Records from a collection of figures
____

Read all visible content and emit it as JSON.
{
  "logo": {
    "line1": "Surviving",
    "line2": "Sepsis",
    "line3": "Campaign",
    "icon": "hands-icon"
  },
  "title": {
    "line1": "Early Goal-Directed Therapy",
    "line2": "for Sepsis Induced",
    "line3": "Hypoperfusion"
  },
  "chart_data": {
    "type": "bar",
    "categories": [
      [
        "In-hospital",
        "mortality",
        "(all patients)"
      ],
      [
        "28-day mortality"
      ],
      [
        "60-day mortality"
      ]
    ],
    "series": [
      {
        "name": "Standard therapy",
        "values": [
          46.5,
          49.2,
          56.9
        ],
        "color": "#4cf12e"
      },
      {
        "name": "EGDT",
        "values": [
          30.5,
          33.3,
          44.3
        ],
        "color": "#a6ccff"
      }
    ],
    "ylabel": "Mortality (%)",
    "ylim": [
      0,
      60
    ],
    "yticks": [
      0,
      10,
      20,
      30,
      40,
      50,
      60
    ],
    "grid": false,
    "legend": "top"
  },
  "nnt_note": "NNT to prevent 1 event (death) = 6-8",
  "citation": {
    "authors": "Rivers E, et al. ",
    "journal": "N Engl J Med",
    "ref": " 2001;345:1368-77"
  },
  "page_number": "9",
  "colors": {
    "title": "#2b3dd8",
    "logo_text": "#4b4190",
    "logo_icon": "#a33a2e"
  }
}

____

WORK TO BE COMPLETED
In your response, reproduce the records exactly, every one.

PROBLEM SOLUTION
Read all visible content and emit it as JSON.
{
  "logo": {
    "line1": "Surviving",
    "line2": "Sepsis",
    "line3": "Campaign",
    "icon": "hands-icon"
  },
  "title": {
    "line1": "Early Goal-Directed Therapy",
    "line2": "for Sepsis Induced",
    "line3": "Hypoperfusion"
  },
  "chart_data": {
    "type": "bar",
    "categories": [
      [
        "In-hospital",
        "mortality",
        "(all patients)"
      ],
      [
        "28-day mortality"
      ],
      [
        "60-day mortality"
      ]
    ],
    "series": [
      {
        "name": "Standard therapy",
        "values": [
          46.5,
          49.2,
          56.9
        ],
        "color": "#4cf12e"
      },
      {
        "name": "EGDT",
        "values": [
          30.5,
          33.3,
          44.3
        ],
        "color": "#a6ccff"
      }
    ],
    "ylabel": "Mortality (%)",
    "ylim": [
      0,
      60
    ],
    "yticks": [
      0,
      10,
      20,
      30,
      40,
      50,
      60
    ],
    "grid": false,
    "legend": "top"
  },
  "nnt_note": "NNT to prevent 1 event (death) = 6-8",
  "citation": {
    "authors": "Rivers E, et al. ",
    "journal": "N Engl J Med",
    "ref": " 2001;345:1368-77"
  },
  "page_number": "9",
  "colors": {
    "title": "#2b3dd8",
    "logo_text": "#4b4190",
    "logo_icon": "#a33a2e"
  }
}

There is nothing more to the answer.